TASK MATERIAL »
§
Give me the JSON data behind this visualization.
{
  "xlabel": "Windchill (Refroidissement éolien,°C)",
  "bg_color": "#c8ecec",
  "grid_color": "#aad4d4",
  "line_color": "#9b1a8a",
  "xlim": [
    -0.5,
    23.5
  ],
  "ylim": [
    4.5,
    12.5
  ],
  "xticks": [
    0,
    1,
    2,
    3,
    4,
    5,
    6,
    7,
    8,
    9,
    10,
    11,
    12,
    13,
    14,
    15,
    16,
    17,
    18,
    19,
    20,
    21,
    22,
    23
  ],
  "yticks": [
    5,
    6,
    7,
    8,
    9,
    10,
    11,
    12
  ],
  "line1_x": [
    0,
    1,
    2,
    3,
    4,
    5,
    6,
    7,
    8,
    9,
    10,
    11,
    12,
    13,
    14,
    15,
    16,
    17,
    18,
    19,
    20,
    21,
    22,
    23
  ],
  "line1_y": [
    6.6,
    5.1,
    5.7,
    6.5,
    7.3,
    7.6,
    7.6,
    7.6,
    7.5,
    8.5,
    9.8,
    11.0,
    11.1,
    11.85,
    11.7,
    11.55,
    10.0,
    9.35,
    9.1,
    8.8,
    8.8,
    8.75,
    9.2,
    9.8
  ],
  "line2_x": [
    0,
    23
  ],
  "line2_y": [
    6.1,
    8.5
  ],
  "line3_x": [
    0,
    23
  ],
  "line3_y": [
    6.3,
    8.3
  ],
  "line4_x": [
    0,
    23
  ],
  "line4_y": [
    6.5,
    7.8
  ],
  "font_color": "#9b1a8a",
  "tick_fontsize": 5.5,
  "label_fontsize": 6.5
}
§
EXERCISE OBJECTIVE » Every record above needs to be repeated word for word.

WRITTEN REPLY »
Give me the JSON data behind this visualization.
{
  "xlabel": "Windchill (Refroidissement éolien,°C)",
  "bg_color": "#c8ecec",
  "grid_color": "#aad4d4",
  "line_color": "#9b1a8a",
  "xlim": [
    -0.5,
    23.5
  ],
  "ylim": [
    4.5,
    12.5
  ],
  "xticks": [
    0,
    1,
    2,
    3,
    4,
    5,
    6,
    7,
    8,
    9,
    10,
    11,
    12,
    13,
    14,
    15,
    16,
    17,
    18,
    19,
    20,
    21,
    22,
    23
  ],
  "yticks": [
    5,
    6,
    7,
    8,
    9,
    10,
    11,
    12
  ],
  "line1_x": [
    0,
    1,
    2,
    3,
    4,
    5,
    6,
    7,
    8,
    9,
    10,
    11,
    12,
    13,
    14,
    15,
    16,
    17,
    18,
    19,
    20,
    21,
    22,
    23
  ],
  "line1_y": [
    6.6,
    5.1,
    5.7,
    6.5,
    7.3,
    7.6,
    7.6,
    7.6,
    7.5,
    8.5,
    9.8,
    11.0,
    11.1,
    11.85,
    11.7,
    11.55,
    10.0,
    9.35,
    9.1,
    8.8,
    8.8,
    8.75,
    9.2,
    9.8
  ],
  "line2_x": [
    0,
    23
  ],
  "line2_y": [
    6.1,
    8.5
  ],
  "line3_x": [
    0,
    23
  ],
  "line3_y": [
    6.3,
    8.3
  ],
  "line4_x": [
    0,
    23
  ],
  "line4_y": [
    6.5,
    7.8
  ],
  "font_color": "#9b1a8a",
  "tick_fontsize": 5.5,
  "label_fontsize": 6.5
}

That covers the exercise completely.